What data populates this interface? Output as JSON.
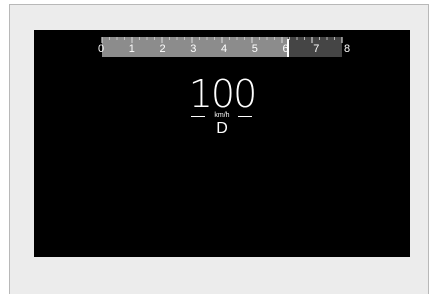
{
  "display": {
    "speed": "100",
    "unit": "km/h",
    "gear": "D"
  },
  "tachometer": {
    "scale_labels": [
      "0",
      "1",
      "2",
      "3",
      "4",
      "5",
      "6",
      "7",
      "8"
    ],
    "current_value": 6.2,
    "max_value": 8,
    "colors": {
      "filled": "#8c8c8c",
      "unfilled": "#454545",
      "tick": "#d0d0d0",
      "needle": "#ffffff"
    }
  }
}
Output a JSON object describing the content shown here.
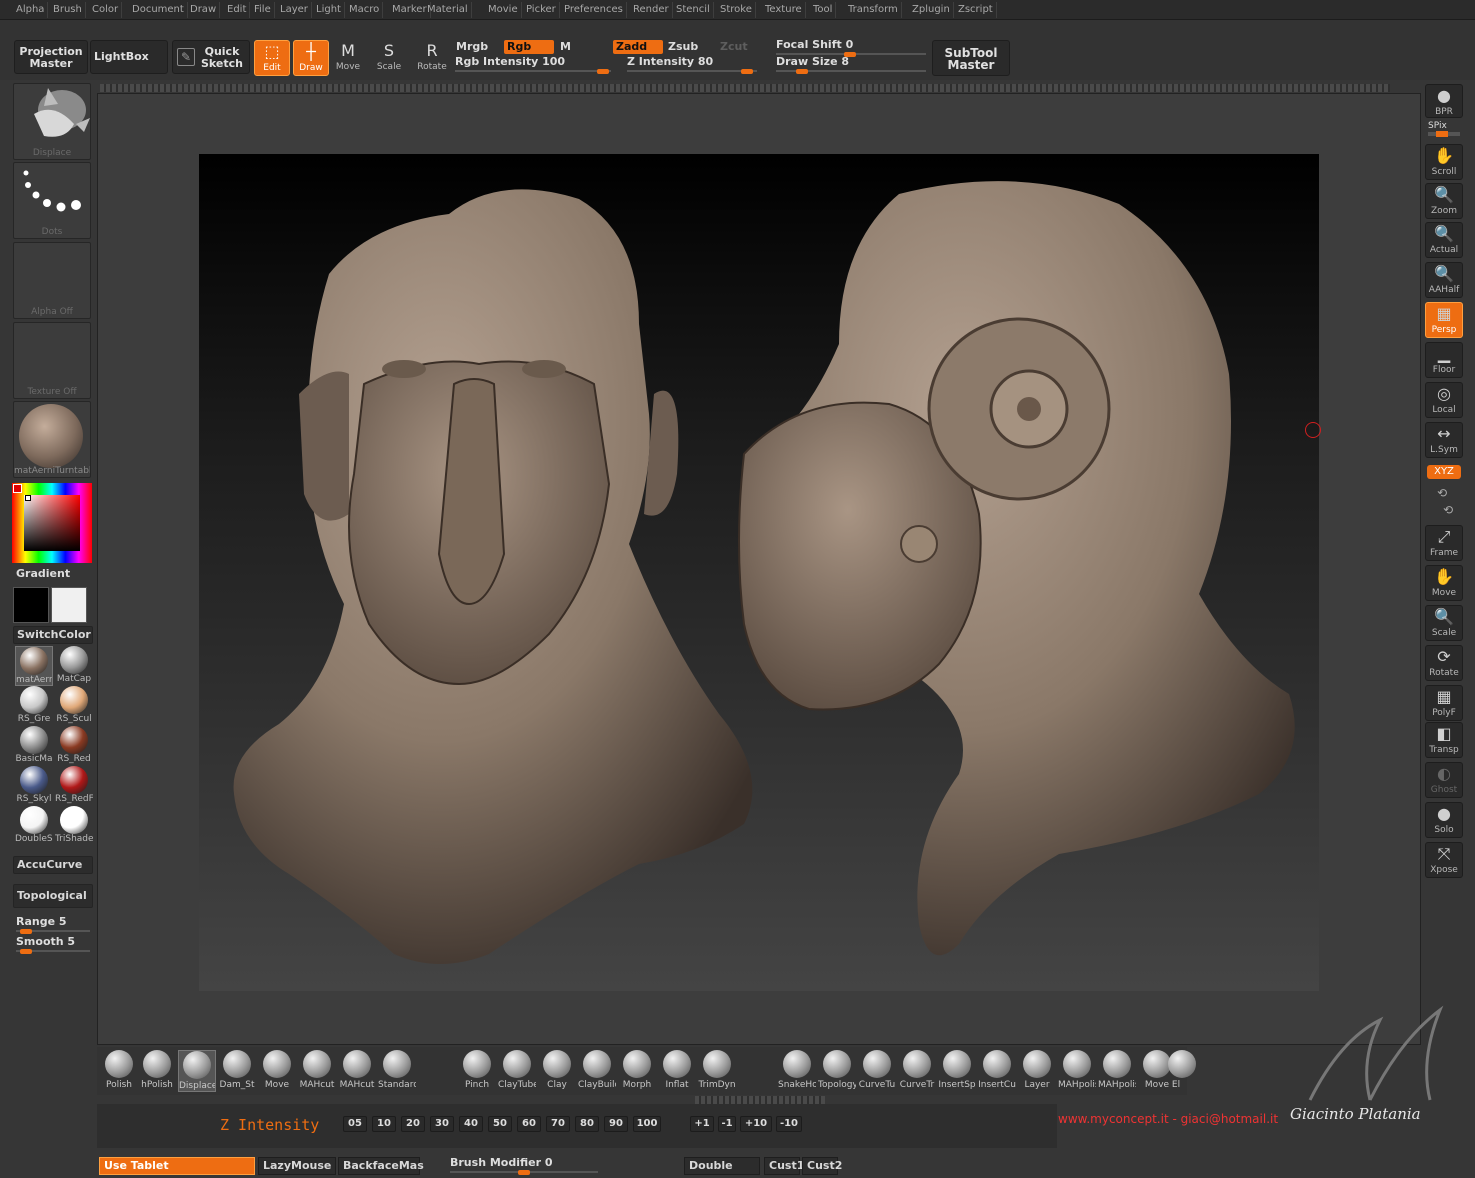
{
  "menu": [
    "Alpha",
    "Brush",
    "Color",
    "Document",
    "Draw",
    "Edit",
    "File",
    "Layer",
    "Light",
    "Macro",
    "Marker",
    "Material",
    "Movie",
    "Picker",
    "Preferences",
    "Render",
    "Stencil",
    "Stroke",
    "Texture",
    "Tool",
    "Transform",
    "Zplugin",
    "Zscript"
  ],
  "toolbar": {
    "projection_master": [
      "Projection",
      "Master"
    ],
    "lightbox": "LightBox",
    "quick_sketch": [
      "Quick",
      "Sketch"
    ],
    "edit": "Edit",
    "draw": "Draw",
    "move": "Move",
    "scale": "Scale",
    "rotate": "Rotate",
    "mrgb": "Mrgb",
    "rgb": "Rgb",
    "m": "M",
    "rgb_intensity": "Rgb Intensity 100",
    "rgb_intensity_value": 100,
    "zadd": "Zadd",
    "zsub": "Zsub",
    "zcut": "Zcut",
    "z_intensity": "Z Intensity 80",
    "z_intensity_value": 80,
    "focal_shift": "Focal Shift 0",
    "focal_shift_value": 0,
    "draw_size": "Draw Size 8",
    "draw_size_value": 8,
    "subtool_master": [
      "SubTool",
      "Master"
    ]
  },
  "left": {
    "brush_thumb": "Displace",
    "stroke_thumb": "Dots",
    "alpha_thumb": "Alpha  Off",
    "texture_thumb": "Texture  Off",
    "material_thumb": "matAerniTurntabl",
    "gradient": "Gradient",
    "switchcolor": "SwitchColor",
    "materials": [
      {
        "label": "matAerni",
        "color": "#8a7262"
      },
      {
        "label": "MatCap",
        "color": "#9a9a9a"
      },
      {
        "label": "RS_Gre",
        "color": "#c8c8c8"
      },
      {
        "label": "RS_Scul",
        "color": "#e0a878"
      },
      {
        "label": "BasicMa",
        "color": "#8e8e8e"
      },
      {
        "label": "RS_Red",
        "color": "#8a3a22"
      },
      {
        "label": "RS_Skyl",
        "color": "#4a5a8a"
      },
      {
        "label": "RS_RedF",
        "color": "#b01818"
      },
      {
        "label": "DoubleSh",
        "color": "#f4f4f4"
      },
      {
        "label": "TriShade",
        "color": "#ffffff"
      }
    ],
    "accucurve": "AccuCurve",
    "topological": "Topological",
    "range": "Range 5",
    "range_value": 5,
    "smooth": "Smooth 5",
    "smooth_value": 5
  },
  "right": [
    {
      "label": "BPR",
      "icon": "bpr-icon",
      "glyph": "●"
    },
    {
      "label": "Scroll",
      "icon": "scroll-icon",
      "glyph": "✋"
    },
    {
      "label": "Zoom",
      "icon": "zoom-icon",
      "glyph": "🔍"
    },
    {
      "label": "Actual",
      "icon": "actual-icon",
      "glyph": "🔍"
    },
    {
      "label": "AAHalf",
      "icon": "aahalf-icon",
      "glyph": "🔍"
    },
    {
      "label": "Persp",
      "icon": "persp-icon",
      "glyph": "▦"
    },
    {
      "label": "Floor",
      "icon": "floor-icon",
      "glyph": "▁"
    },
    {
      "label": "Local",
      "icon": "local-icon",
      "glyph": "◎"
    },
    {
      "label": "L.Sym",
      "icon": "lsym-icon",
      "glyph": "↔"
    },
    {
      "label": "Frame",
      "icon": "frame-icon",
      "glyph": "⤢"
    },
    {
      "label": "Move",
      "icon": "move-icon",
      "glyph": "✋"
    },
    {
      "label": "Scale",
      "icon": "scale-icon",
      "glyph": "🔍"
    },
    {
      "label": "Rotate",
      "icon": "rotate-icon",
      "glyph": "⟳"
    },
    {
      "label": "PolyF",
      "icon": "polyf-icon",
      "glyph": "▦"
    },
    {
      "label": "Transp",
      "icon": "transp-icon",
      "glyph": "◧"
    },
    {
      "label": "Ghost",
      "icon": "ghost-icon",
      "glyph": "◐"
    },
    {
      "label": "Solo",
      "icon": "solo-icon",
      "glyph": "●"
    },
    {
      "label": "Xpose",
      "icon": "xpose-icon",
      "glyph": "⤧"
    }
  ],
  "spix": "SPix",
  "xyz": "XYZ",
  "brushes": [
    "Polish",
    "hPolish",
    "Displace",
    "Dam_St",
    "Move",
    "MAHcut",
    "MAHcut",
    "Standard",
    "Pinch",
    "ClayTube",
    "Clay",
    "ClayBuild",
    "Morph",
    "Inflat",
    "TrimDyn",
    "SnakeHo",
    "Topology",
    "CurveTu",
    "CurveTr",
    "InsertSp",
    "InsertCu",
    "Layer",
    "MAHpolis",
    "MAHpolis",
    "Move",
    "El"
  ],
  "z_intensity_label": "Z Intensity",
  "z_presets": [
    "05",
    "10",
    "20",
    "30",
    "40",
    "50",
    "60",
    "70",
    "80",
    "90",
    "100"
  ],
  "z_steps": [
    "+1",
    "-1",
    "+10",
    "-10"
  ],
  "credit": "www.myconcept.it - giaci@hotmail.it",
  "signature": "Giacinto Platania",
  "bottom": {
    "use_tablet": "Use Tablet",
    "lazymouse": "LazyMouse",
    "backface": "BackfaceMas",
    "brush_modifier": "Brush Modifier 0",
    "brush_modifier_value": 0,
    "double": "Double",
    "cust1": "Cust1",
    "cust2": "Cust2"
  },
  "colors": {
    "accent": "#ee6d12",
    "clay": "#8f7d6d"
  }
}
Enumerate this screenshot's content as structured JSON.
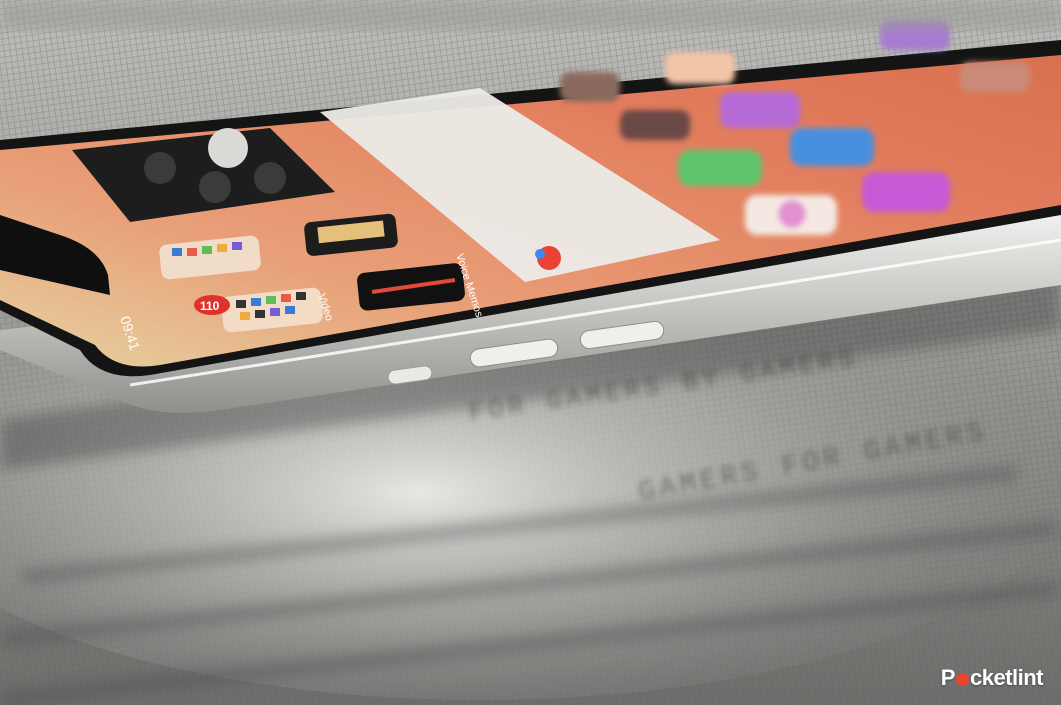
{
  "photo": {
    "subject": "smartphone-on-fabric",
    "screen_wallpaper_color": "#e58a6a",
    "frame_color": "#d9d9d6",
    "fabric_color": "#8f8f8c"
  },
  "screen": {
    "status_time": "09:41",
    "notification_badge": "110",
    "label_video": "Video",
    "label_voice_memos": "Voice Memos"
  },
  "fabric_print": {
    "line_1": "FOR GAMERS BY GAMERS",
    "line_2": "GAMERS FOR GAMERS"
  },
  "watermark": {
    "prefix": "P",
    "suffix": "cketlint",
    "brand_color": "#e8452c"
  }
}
——————————
Omitting all images, retype each line of the records precisely.

Reply to the exercise:
What data populates this interface? Output as JSON.
{
  "display": {
    "speed": "100",
    "unit": "km/h",
    "gear": "D"
  },
  "tachometer": {
    "scale_labels": [
      "0",
      "1",
      "2",
      "3",
      "4",
      "5",
      "6",
      "7",
      "8"
    ],
    "current_value": 6.2,
    "max_value": 8,
    "colors": {
      "filled": "#8c8c8c",
      "unfilled": "#454545",
      "tick": "#d0d0d0",
      "needle": "#ffffff"
    }
  }
}
Output a JSON object describing the content shown here.
{
  "menu": [
    "Alpha",
    "Brush",
    "Color",
    "Document",
    "Draw",
    "Edit",
    "File",
    "Layer",
    "Light",
    "Macro",
    "Marker",
    "Material",
    "Movie",
    "Picker",
    "Preferences",
    "Render",
    "Stencil",
    "Stroke",
    "Texture",
    "Tool",
    "Transform",
    "Zplugin",
    "Zscript"
  ],
  "toolbar": {
    "projection_master": [
      "Projection",
      "Master"
    ],
    "lightbox": "LightBox",
    "quick_sketch": [
      "Quick",
      "Sketch"
    ],
    "edit": "Edit",
    "draw": "Draw",
    "move": "Move",
    "scale": "Scale",
    "rotate": "Rotate",
    "mrgb": "Mrgb",
    "rgb": "Rgb",
    "m": "M",
    "rgb_intensity": "Rgb Intensity 100",
    "rgb_intensity_value": 100,
    "zadd": "Zadd",
    "zsub": "Zsub",
    "zcut": "Zcut",
    "z_intensity": "Z Intensity 80",
    "z_intensity_value": 80,
    "focal_shift": "Focal Shift 0",
    "focal_shift_value": 0,
    "draw_size": "Draw Size 8",
    "draw_size_value": 8,
    "subtool_master": [
      "SubTool",
      "Master"
    ]
  },
  "left": {
    "brush_thumb": "Displace",
    "stroke_thumb": "Dots",
    "alpha_thumb": "Alpha  Off",
    "texture_thumb": "Texture  Off",
    "material_thumb": "matAerniTurntabl",
    "gradient": "Gradient",
    "switchcolor": "SwitchColor",
    "materials": [
      {
        "label": "matAerni",
        "color": "#8a7262"
      },
      {
        "label": "MatCap",
        "color": "#9a9a9a"
      },
      {
        "label": "RS_Gre",
        "color": "#c8c8c8"
      },
      {
        "label": "RS_Scul",
        "color": "#e0a878"
      },
      {
        "label": "BasicMa",
        "color": "#8e8e8e"
      },
      {
        "label": "RS_Red",
        "color": "#8a3a22"
      },
      {
        "label": "RS_Skyl",
        "color": "#4a5a8a"
      },
      {
        "label": "RS_RedF",
        "color": "#b01818"
      },
      {
        "label": "DoubleSh",
        "color": "#f4f4f4"
      },
      {
        "label": "TriShade",
        "color": "#ffffff"
      }
    ],
    "accucurve": "AccuCurve",
    "topological": "Topological",
    "range": "Range 5",
    "range_value": 5,
    "smooth": "Smooth 5",
    "smooth_value": 5
  },
  "right": [
    {
      "label": "BPR",
      "icon": "bpr-icon",
      "glyph": "●"
    },
    {
      "label": "Scroll",
      "icon": "scroll-icon",
      "glyph": "✋"
    },
    {
      "label": "Zoom",
      "icon": "zoom-icon",
      "glyph": "🔍"
    },
    {
      "label": "Actual",
      "icon": "actual-icon",
      "glyph": "🔍"
    },
    {
      "label": "AAHalf",
      "icon": "aahalf-icon",
      "glyph": "🔍"
    },
    {
      "label": "Persp",
      "icon": "persp-icon",
      "glyph": "▦"
    },
    {
      "label": "Floor",
      "icon": "floor-icon",
      "glyph": "▁"
    },
    {
      "label": "Local",
      "icon": "local-icon",
      "glyph": "◎"
    },
    {
      "label": "L.Sym",
      "icon": "lsym-icon",
      "glyph": "↔"
    },
    {
      "label": "Frame",
      "icon": "frame-icon",
      "glyph": "⤢"
    },
    {
      "label": "Move",
      "icon": "move-icon",
      "glyph": "✋"
    },
    {
      "label": "Scale",
      "icon": "scale-icon",
      "glyph": "🔍"
    },
    {
      "label": "Rotate",
      "icon": "rotate-icon",
      "glyph": "⟳"
    },
    {
      "label": "PolyF",
      "icon": "polyf-icon",
      "glyph": "▦"
    },
    {
      "label": "Transp",
      "icon": "transp-icon",
      "glyph": "◧"
    },
    {
      "label": "Ghost",
      "icon": "ghost-icon",
      "glyph": "◐"
    },
    {
      "label": "Solo",
      "icon": "solo-icon",
      "glyph": "●"
    },
    {
      "label": "Xpose",
      "icon": "xpose-icon",
      "glyph": "⤧"
    }
  ],
  "spix": "SPix",
  "xyz": "XYZ",
  "brushes": [
    "Polish",
    "hPolish",
    "Displace",
    "Dam_St",
    "Move",
    "MAHcut",
    "MAHcut",
    "Standard",
    "Pinch",
    "ClayTube",
    "Clay",
    "ClayBuild",
    "Morph",
    "Inflat",
    "TrimDyn",
    "SnakeHo",
    "Topology",
    "CurveTu",
    "CurveTr",
    "InsertSp",
    "InsertCu",
    "Layer",
    "MAHpolis",
    "MAHpolis",
    "Move",
    "El"
  ],
  "z_intensity_label": "Z Intensity",
  "z_presets": [
    "05",
    "10",
    "20",
    "30",
    "40",
    "50",
    "60",
    "70",
    "80",
    "90",
    "100"
  ],
  "z_steps": [
    "+1",
    "-1",
    "+10",
    "-10"
  ],
  "credit": "www.myconcept.it - giaci@hotmail.it",
  "signature": "Giacinto Platania",
  "bottom": {
    "use_tablet": "Use Tablet",
    "lazymouse": "LazyMouse",
    "backface": "BackfaceMas",
    "brush_modifier": "Brush Modifier 0",
    "brush_modifier_value": 0,
    "double": "Double",
    "cust1": "Cust1",
    "cust2": "Cust2"
  },
  "colors": {
    "accent": "#ee6d12",
    "clay": "#8f7d6d"
  }
}
Enumerate this screenshot's content as structured JSON.
{
  "photo": {
    "subject": "smartphone-on-fabric",
    "screen_wallpaper_color": "#e58a6a",
    "frame_color": "#d9d9d6",
    "fabric_color": "#8f8f8c"
  },
  "screen": {
    "status_time": "09:41",
    "notification_badge": "110",
    "label_video": "Video",
    "label_voice_memos": "Voice Memos"
  },
  "fabric_print": {
    "line_1": "FOR GAMERS BY GAMERS",
    "line_2": "GAMERS FOR GAMERS"
  },
  "watermark": {
    "prefix": "P",
    "suffix": "cketlint",
    "brand_color": "#e8452c"
  }
}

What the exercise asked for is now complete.